EXERCISE TASK: Quote the rows from the line with "x-tick-label: 1500: [424, 466, 454, 482]" up to and including the line with "subtitle-right: Ann: [723, 75, 753, 94]", character for character.

Excerpts from a layout annotation set:

★ ★ ★

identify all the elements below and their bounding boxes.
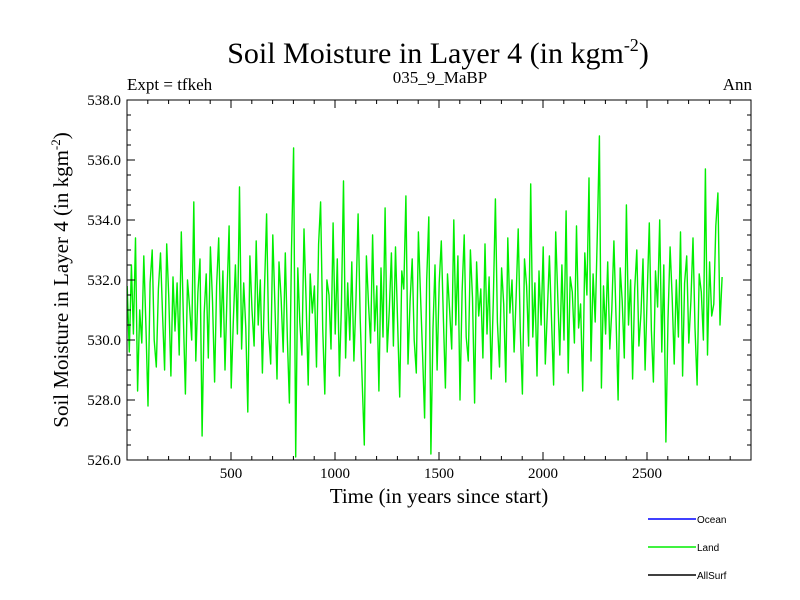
x-tick-label: 1500: [424, 466, 454, 482]
y-axis-label-main: Soil Moisture in Layer 4 (in kgm: [49, 150, 73, 428]
legend: Ocean Land AllSurf: [648, 515, 727, 582]
y-axis: 526.0 528.0 530.0 532.0 534.0 536.0 538.0: [87, 93, 751, 469]
legend-label-land: Land: [697, 543, 719, 554]
y-tick-label: 528.0: [87, 393, 121, 409]
y-axis-label-sup: -2: [48, 139, 63, 150]
subtitle-right: Ann: [723, 75, 753, 94]
series-layer: [127, 135, 723, 458]
y-tick-label: 526.0: [87, 453, 121, 469]
x-tick-label: 500: [220, 466, 243, 482]
chart-title: Soil Moisture in Layer 4 (in kgm-2): [227, 35, 649, 70]
series-line-land: [127, 135, 723, 458]
x-axis: 500 1000 1500 2000 2500: [147, 100, 731, 482]
chart-title-sup: -2: [624, 35, 639, 55]
y-tick-label: 538.0: [87, 93, 121, 109]
x-axis-label: Time (in years since start): [330, 484, 549, 508]
x-tick-label: 2500: [632, 466, 662, 482]
legend-label-allsurf: AllSurf: [697, 571, 727, 582]
y-tick-label: 534.0: [87, 213, 121, 229]
subtitle-center: 035_9_MaBP: [393, 68, 487, 87]
legend-label-ocean: Ocean: [697, 515, 726, 526]
y-tick-label: 536.0: [87, 153, 121, 169]
y-tick-label: 530.0: [87, 333, 121, 349]
y-axis-label-close: ): [49, 132, 73, 139]
y-tick-label: 532.0: [87, 273, 121, 289]
chart-title-close: ): [639, 37, 649, 70]
x-tick-label: 1000: [320, 466, 350, 482]
subtitle-left: Expt = tfkeh: [127, 75, 213, 94]
x-tick-label: 2000: [528, 466, 558, 482]
y-axis-label: Soil Moisture in Layer 4 (in kgm-2): [48, 132, 73, 427]
chart-title-main: Soil Moisture in Layer 4 (in kgm: [227, 37, 624, 70]
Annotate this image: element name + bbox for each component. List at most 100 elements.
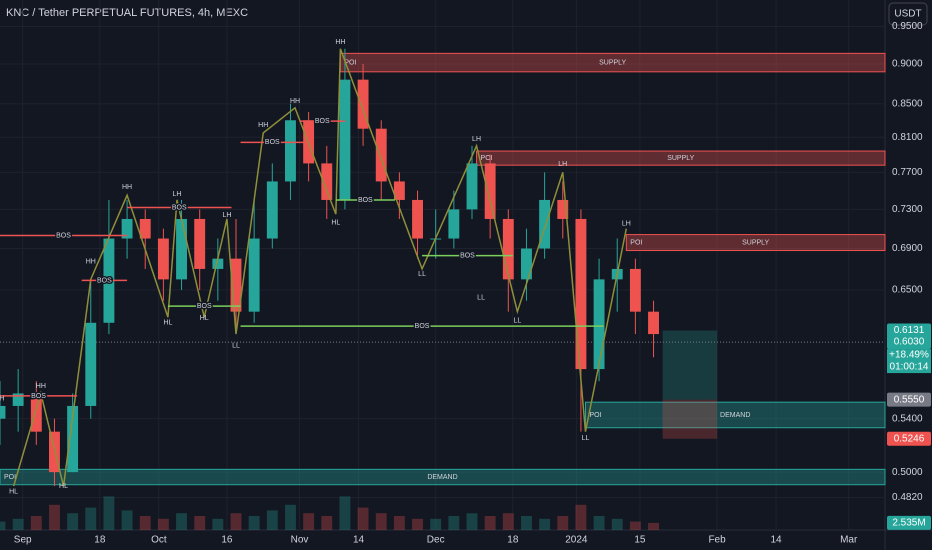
- swing-label: LH: [558, 161, 567, 168]
- candle-body: [521, 248, 532, 280]
- candle-body: [212, 258, 224, 269]
- zigzag-line: [12, 48, 628, 487]
- volume-bar: [85, 507, 97, 530]
- swing-label: LL: [232, 342, 240, 349]
- swing-label: HL: [9, 489, 18, 496]
- volume-bar: [593, 516, 605, 530]
- x-tick-label: 14: [771, 535, 783, 546]
- bos-label: BOS: [315, 118, 330, 125]
- candle-body: [466, 163, 478, 210]
- y-tick-label: 0.7700: [892, 167, 923, 178]
- volume-bar: [357, 507, 369, 530]
- swing-label: HL: [163, 320, 172, 327]
- swing-label: HL: [200, 315, 209, 322]
- y-tick-label: 0.6500: [892, 285, 923, 296]
- swing-label: LL: [582, 435, 590, 442]
- x-tick-label: 18: [94, 535, 106, 546]
- bos-label: BOS: [31, 393, 46, 400]
- currency-button[interactable]: [888, 2, 928, 26]
- zone: [0, 468, 886, 486]
- swing-label: HL: [331, 220, 340, 227]
- swing-label: HH: [122, 184, 132, 191]
- swing-label: LH: [472, 136, 481, 143]
- x-tick-label: Dec: [427, 535, 445, 546]
- volume-bar: [484, 516, 496, 530]
- zone-poi: POI: [344, 59, 356, 66]
- swing-label: HL: [59, 483, 68, 490]
- volume-bar: [393, 516, 405, 530]
- y-tick-label: 0.4820: [892, 492, 923, 503]
- swing-label: LH: [0, 395, 4, 402]
- swing-label: LH: [222, 212, 231, 219]
- position-stop: [662, 399, 718, 439]
- swing-label: LL: [513, 317, 521, 324]
- volume-bar: [466, 513, 478, 530]
- volume-bar: [0, 521, 6, 530]
- price-badge: [887, 392, 931, 407]
- zone-label: DEMAND: [720, 412, 750, 419]
- candle-body: [176, 218, 187, 280]
- candle-body: [248, 238, 260, 312]
- volume-bar: [303, 513, 315, 530]
- zone-poi: POI: [589, 412, 601, 419]
- candle-body: [0, 405, 6, 419]
- candle-body: [557, 199, 569, 219]
- price-badge: [887, 335, 931, 350]
- swing-label: LH: [622, 221, 631, 228]
- x-tick-label: 15: [634, 535, 646, 546]
- bos-label: BOS: [172, 204, 187, 211]
- y-tick-label: 0.9500: [892, 21, 923, 32]
- volume-bar: [629, 521, 641, 530]
- volume-bar: [611, 518, 623, 530]
- countdown: 01:00:14: [890, 362, 929, 373]
- volume-bar: [30, 516, 42, 530]
- volume-bar: [266, 510, 278, 530]
- zone-poi: POI: [481, 155, 493, 162]
- swing-label: HH: [86, 259, 96, 266]
- price-change: +18.49%: [889, 350, 929, 361]
- candle-body: [12, 393, 24, 406]
- candle-body: [194, 218, 206, 269]
- zone-label: SUPPLY: [599, 59, 626, 66]
- zone-label: SUPPLY: [667, 155, 694, 162]
- candle-body: [502, 218, 514, 280]
- volume-bar: [648, 522, 659, 530]
- x-tick-label: Mar: [840, 535, 858, 546]
- volume-bar: [248, 516, 260, 530]
- price-badge-label: 0.5246: [894, 433, 925, 444]
- y-tick-label: 0.8500: [892, 98, 923, 109]
- candle-body: [321, 163, 333, 200]
- volume-bar: [121, 510, 133, 530]
- bos-label: BOS: [97, 277, 112, 284]
- volume-bar: [375, 513, 387, 530]
- candle-body: [230, 258, 242, 312]
- volume-bar: [212, 518, 224, 530]
- swing-label: HH: [258, 122, 268, 129]
- y-tick-label: 0.8100: [892, 132, 923, 143]
- volume-bar: [339, 496, 351, 530]
- currency[interactable]: USDT: [894, 9, 921, 20]
- y-tick-label: 0.5400: [892, 413, 923, 424]
- volume-bar: [430, 518, 442, 530]
- bos-label: BOS: [460, 252, 475, 259]
- x-tick-label: Feb: [708, 535, 726, 546]
- swing-label: HH: [290, 98, 300, 105]
- chart-title: KNC / Tether PERPETUAL FUTURES, 4h, MEXC: [6, 7, 248, 19]
- volume-bar: [321, 516, 333, 530]
- swing-label: LL: [418, 271, 426, 278]
- x-tick-label: Nov: [291, 535, 309, 546]
- candle-body: [139, 218, 151, 239]
- volume-bar: [285, 504, 296, 530]
- candle-body: [629, 268, 641, 312]
- candle-body: [30, 393, 42, 432]
- volume-bar: [157, 518, 169, 530]
- candle-body: [393, 181, 405, 200]
- y-tick-label: 0.6900: [892, 243, 923, 254]
- x-tick-label: Oct: [151, 535, 167, 546]
- swing-label: HH: [335, 39, 345, 46]
- y-tick-label: 0.9000: [892, 59, 923, 70]
- candle-body: [648, 311, 659, 335]
- volume-bar: [557, 516, 569, 530]
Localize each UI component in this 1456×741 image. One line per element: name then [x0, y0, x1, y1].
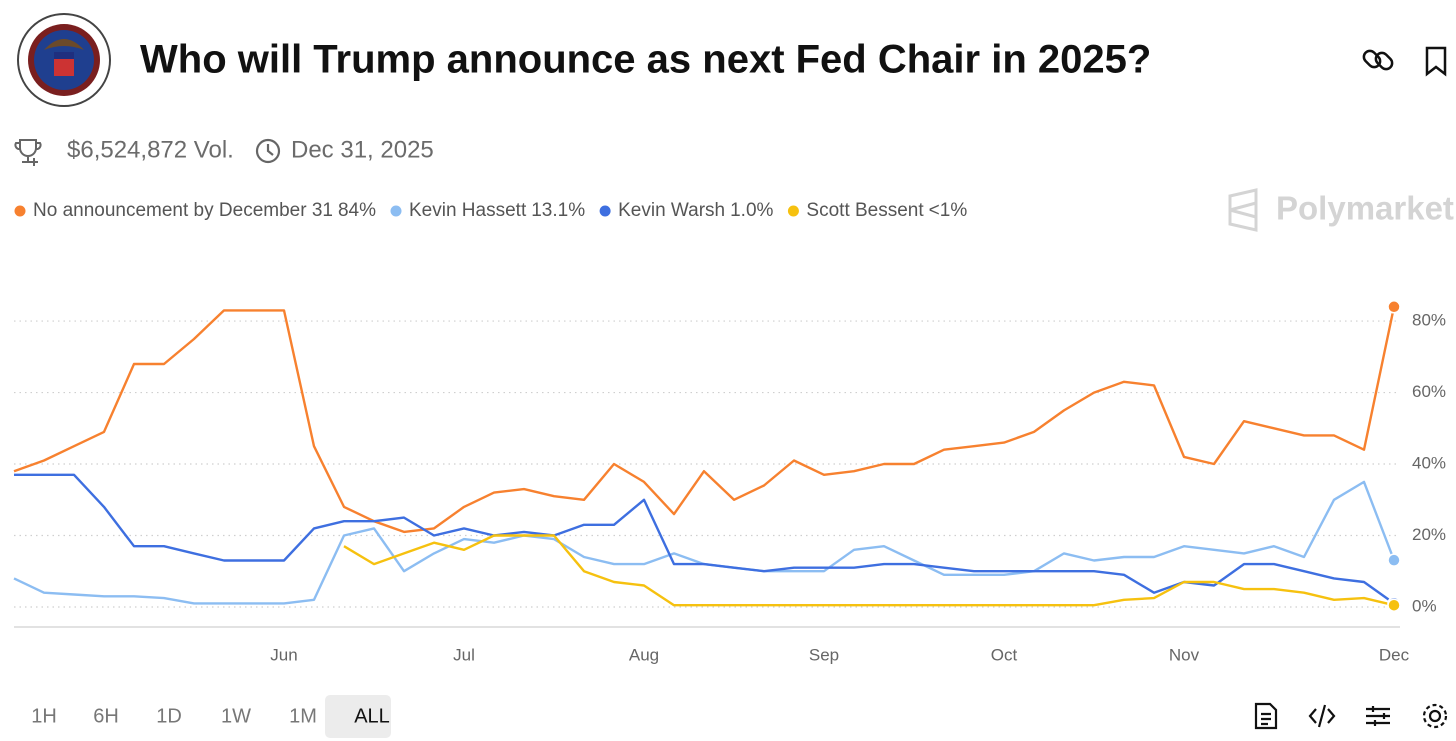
x-tick-label: Jun — [270, 645, 297, 664]
y-tick-label: 80% — [1412, 311, 1446, 330]
legend-name: Scott Bessent — [806, 200, 924, 221]
legend-value: 13.1% — [531, 200, 585, 221]
y-tick-label: 40% — [1412, 454, 1446, 473]
series-line — [13, 480, 1396, 605]
x-tick-label: Jul — [453, 645, 475, 664]
latest-dot — [1387, 300, 1401, 314]
link-icon[interactable] — [1361, 48, 1394, 71]
doc-icon[interactable] — [1254, 702, 1278, 730]
series-line — [343, 534, 1395, 607]
legend-swatch — [14, 205, 26, 217]
trophy-icon — [14, 139, 42, 166]
x-tick-label: Sep — [809, 645, 839, 664]
range-button[interactable]: 1M — [289, 705, 317, 727]
range-button[interactable]: 6H — [93, 705, 119, 727]
settings-icon[interactable] — [1422, 703, 1448, 729]
x-tick-label: Dec — [1379, 645, 1410, 664]
volume: $6,524,872 Vol. — [67, 136, 234, 163]
range-button[interactable]: 1D — [156, 705, 182, 727]
legend: No announcement by December 31 84% Kevin H… — [14, 200, 968, 221]
filter-icon[interactable] — [1366, 706, 1390, 726]
brand-logo — [1228, 188, 1258, 232]
range-button[interactable]: 1H — [31, 705, 57, 727]
y-tick-label: 0% — [1412, 596, 1437, 615]
x-tick-label: Oct — [991, 645, 1018, 664]
legend-value: 1.0% — [730, 200, 773, 221]
legend-swatch — [787, 205, 799, 217]
series-line — [14, 473, 1395, 605]
y-tick-label: 20% — [1412, 525, 1446, 544]
end-date: Dec 31, 2025 — [291, 136, 434, 163]
legend-name: No announcement by December 31 — [33, 200, 333, 221]
legend-swatch — [390, 205, 402, 217]
toolbar-icons — [1254, 702, 1448, 730]
plot: 0% 20% 40% 60% 80% Jun Jul Aug Sep Oct Nov Dec — [13, 300, 1446, 664]
series-line — [13, 306, 1396, 534]
latest-dot — [1387, 553, 1401, 567]
range-buttons: 1H 6H 1D 1W 1M ALL — [31, 695, 391, 738]
legend-swatch — [599, 205, 611, 217]
embed-icon[interactable] — [1308, 704, 1336, 728]
active-button-bg — [325, 695, 391, 738]
title: Who will Trump announce as next Fed Chai… — [140, 38, 1151, 82]
range-button[interactable]: ALL — [354, 705, 390, 727]
legend-name: Kevin Warsh — [618, 200, 725, 221]
latest-dot — [1387, 598, 1401, 612]
x-tick-label: Aug — [629, 645, 659, 664]
y-tick-label: 60% — [1412, 382, 1446, 401]
bookmark-icon[interactable] — [1425, 46, 1447, 77]
brand-name: Polymarket — [1276, 190, 1454, 227]
fed-logo — [17, 13, 111, 107]
legend-name: Kevin Hassett — [409, 200, 527, 221]
legend-value: <1% — [929, 200, 968, 221]
legend-value: 84% — [338, 200, 376, 221]
clock-icon — [255, 138, 281, 164]
range-button[interactable]: 1W — [221, 705, 251, 727]
x-tick-label: Nov — [1169, 645, 1200, 664]
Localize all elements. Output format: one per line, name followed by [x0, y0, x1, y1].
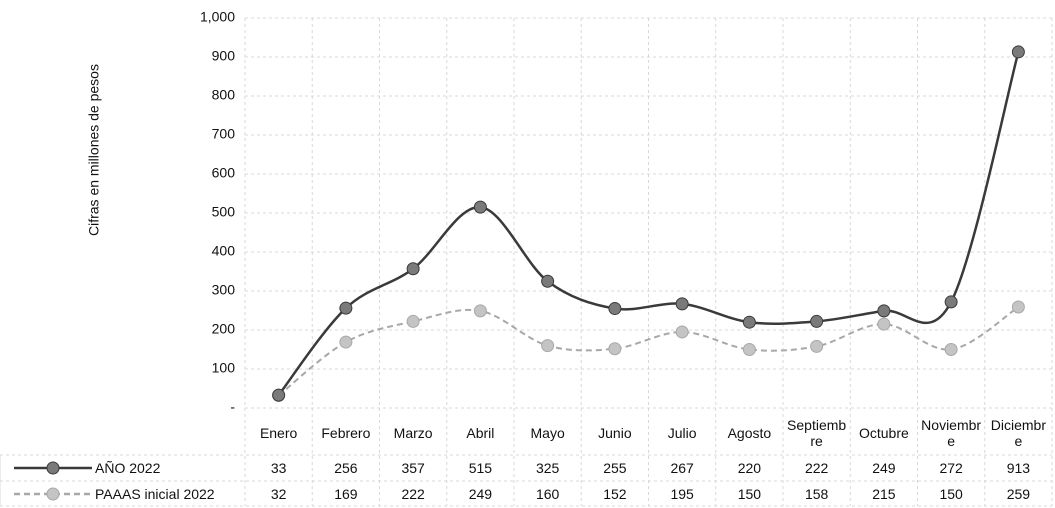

★ ★ ★

RESPONSE FOR THIS EXERCISE:
x-tick-label: 1500: [424, 466, 454, 482]
y-axis-label-main: Soil Moisture in Layer 4 (in kgm: [49, 150, 73, 428]
legend: Ocean Land AllSurf: [648, 515, 727, 582]
y-axis: 526.0 528.0 530.0 532.0 534.0 536.0 538.0: [87, 93, 751, 469]
legend-label-land: Land: [697, 543, 719, 554]
y-tick-label: 528.0: [87, 393, 121, 409]
y-axis-label-sup: -2: [48, 139, 63, 150]
subtitle-right: Ann: [723, 75, 753, 94]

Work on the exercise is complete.